**EXERCISE DIRECTIONS:** Reply with nothing except the number of lines that contain the word "following".

**Collected data entries:**
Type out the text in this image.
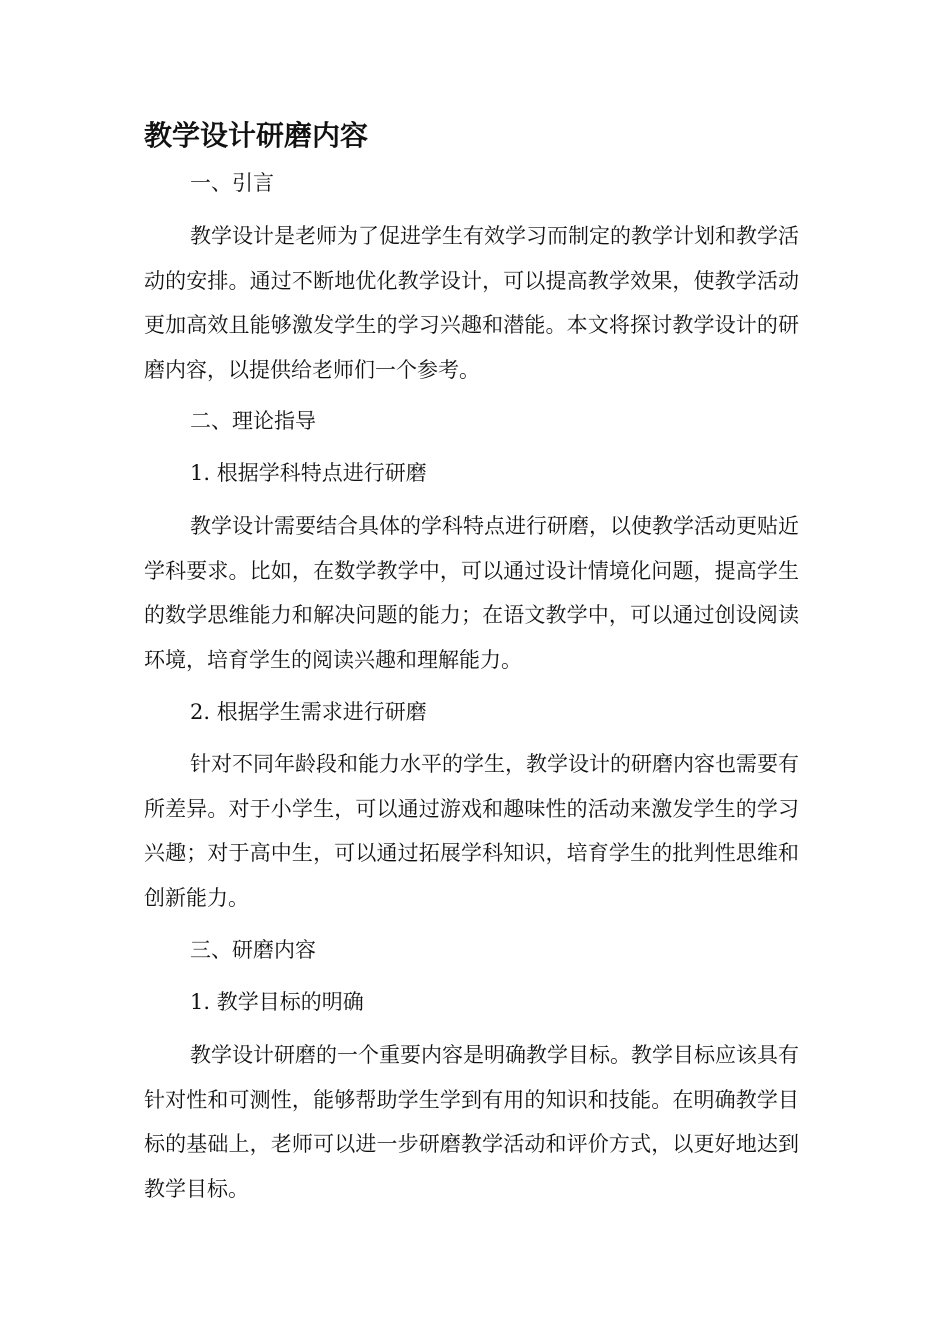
教学设计研磨内容

一、引言

教学设计是老师为了促进学生有效学习而制定的教学计划和教学活动的安排。通过不断地优化教学设计，可以提高教学效果，使教学活动更加高效且能够激发学生的学习兴趣和潜能。本文将探讨教学设计的研磨内容，以提供给老师们一个参考。

二、理论指导

1. 根据学科特点进行研磨

教学设计需要结合具体的学科特点进行研磨，以使教学活动更贴近学科要求。比如，在数学教学中，可以通过设计情境化问题，提高学生的数学思维能力和解决问题的能力；在语文教学中，可以通过创设阅读环境，培育学生的阅读兴趣和理解能力。

2. 根据学生需求进行研磨

针对不同年龄段和能力水平的学生，教学设计的研磨内容也需要有所差异。对于小学生，可以通过游戏和趣味性的活动来激发学生的学习兴趣；对于高中生，可以通过拓展学科知识，培育学生的批判性思维和创新能力。

三、研磨内容

1. 教学目标的明确

教学设计研磨的一个重要内容是明确教学目标。教学目标应该具有针对性和可测性，能够帮助学生学到有用的知识和技能。在明确教学目标的基础上，老师可以进一步研磨教学活动和评价方式，以更好地达到教学目标。
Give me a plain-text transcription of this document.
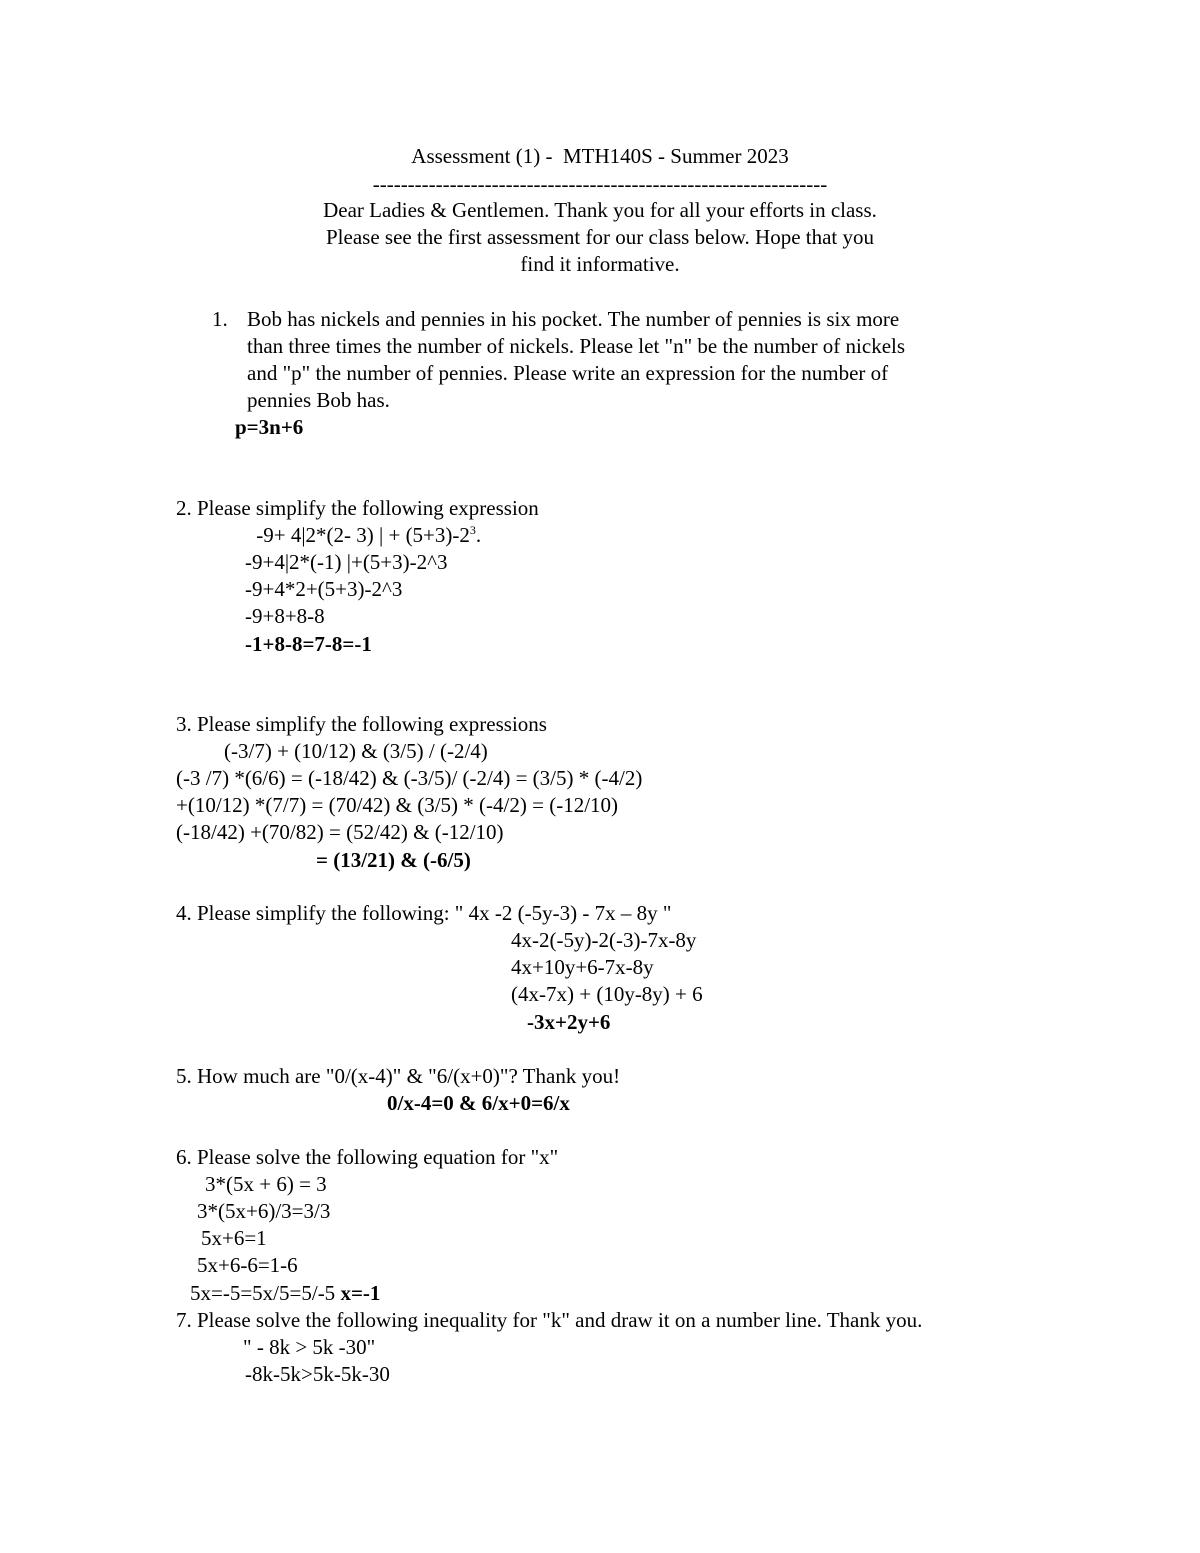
Assessment (1) -  MTH140S - Summer 2023
-----------------------------------------------------------------
Dear Ladies & Gentlemen. Thank you for all your efforts in class.
Please see the first assessment for our class below. Hope that you
find it informative.
1. Bob has nickels and pennies in his pocket. The number of pennies is six more
than three times the number of nickels. Please let "n" be the number of nickels
and "p" the number of pennies. Please write an expression for the number of
pennies Bob has.
p=3n+6
2. Please simplify the following expression
-9+ 4|2*(2- 3) | + $(5+3)-2^3$.
-9+4|2*(-1) |+(5+3)-2^3
-9+4*2+(5+3)-2^3
-9+8+8-8
-1+8-8=7-8=-1
3. Please simplify the following expressions
(-3/7) + (10/12) & (3/5) / (-2/4)
(-3 /7) *(6/6) = (-18/42) & (-3/5)/ (-2/4) = (3/5) * (-4/2)
+(10/12) *(7/7) = (70/42) & (3/5) * (-4/2) = (-12/10)
(-18/42) +(70/82) = (52/42) & (-12/10)
= (13/21) & (-6/5)
4. Please simplify the following: " 4x -2 (-5y-3) - 7x – 8y "
4x-2(-5y)-2(-3)-7x-8y
4x+10y+6-7x-8y
(4x-7x) + (10y-8y) + 6
-3x+2y+6
5. How much are "0/(x-4)" & "6/(x+0)"? Thank you!
0/x-4=0 & 6/x+0=6/x
6. Please solve the following equation for "x"
3*(5x + 6) = 3
3*(5x+6)/3=3/3
5x+6=1
5x+6-6=1-6
5x=-5=5x/5=5/-5 x=-1
7. Please solve the following inequality for "k" and draw it on a number line. Thank you.
" - 8k > 5k -30"
-8k-5k>5k-5k-30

**THE REPLY:** 5